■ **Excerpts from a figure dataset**
++++++
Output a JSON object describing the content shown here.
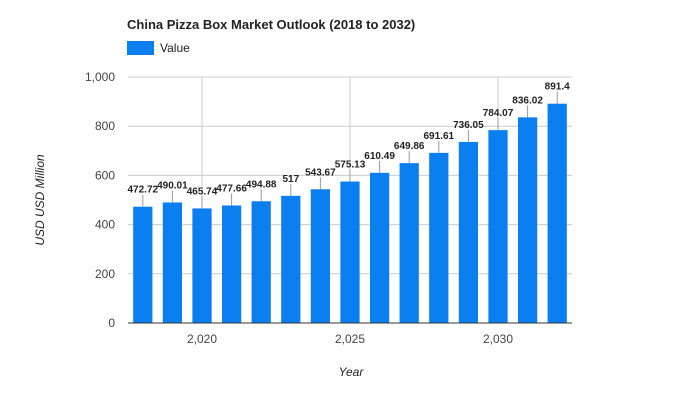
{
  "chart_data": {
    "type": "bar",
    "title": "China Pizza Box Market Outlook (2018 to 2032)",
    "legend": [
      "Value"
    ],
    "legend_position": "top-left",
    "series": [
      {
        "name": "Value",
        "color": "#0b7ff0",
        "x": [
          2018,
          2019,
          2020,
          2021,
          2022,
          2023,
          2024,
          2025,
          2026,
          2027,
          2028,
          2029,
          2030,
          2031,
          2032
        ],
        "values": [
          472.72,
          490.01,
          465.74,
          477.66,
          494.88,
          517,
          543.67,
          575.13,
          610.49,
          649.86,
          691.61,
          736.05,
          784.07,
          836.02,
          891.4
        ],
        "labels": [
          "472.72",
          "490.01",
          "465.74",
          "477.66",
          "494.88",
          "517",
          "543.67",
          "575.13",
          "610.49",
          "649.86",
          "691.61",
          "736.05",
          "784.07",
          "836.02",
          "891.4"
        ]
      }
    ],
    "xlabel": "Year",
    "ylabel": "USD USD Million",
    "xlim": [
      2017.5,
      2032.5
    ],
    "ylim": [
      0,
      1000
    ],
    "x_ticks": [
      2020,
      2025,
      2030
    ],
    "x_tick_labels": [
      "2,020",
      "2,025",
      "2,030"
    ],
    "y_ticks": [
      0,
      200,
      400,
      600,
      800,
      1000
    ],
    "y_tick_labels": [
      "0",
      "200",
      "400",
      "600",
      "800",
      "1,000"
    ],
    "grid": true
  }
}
++++++
■ **Exercise directions**
Pictures stay out of the copy; please restate every record above exactly.

■ **Task solution**
Output a JSON object describing the content shown here.
{
  "chart_data": {
    "type": "bar",
    "title": "China Pizza Box Market Outlook (2018 to 2032)",
    "legend": [
      "Value"
    ],
    "legend_position": "top-left",
    "series": [
      {
        "name": "Value",
        "color": "#0b7ff0",
        "x": [
          2018,
          2019,
          2020,
          2021,
          2022,
          2023,
          2024,
          2025,
          2026,
          2027,
          2028,
          2029,
          2030,
          2031,
          2032
        ],
        "values": [
          472.72,
          490.01,
          465.74,
          477.66,
          494.88,
          517,
          543.67,
          575.13,
          610.49,
          649.86,
          691.61,
          736.05,
          784.07,
          836.02,
          891.4
        ],
        "labels": [
          "472.72",
          "490.01",
          "465.74",
          "477.66",
          "494.88",
          "517",
          "543.67",
          "575.13",
          "610.49",
          "649.86",
          "691.61",
          "736.05",
          "784.07",
          "836.02",
          "891.4"
        ]
      }
    ],
    "xlabel": "Year",
    "ylabel": "USD USD Million",
    "xlim": [
      2017.5,
      2032.5
    ],
    "ylim": [
      0,
      1000
    ],
    "x_ticks": [
      2020,
      2025,
      2030
    ],
    "x_tick_labels": [
      "2,020",
      "2,025",
      "2,030"
    ],
    "y_ticks": [
      0,
      200,
      400,
      600,
      800,
      1000
    ],
    "y_tick_labels": [
      "0",
      "200",
      "400",
      "600",
      "800",
      "1,000"
    ],
    "grid": true
  }
}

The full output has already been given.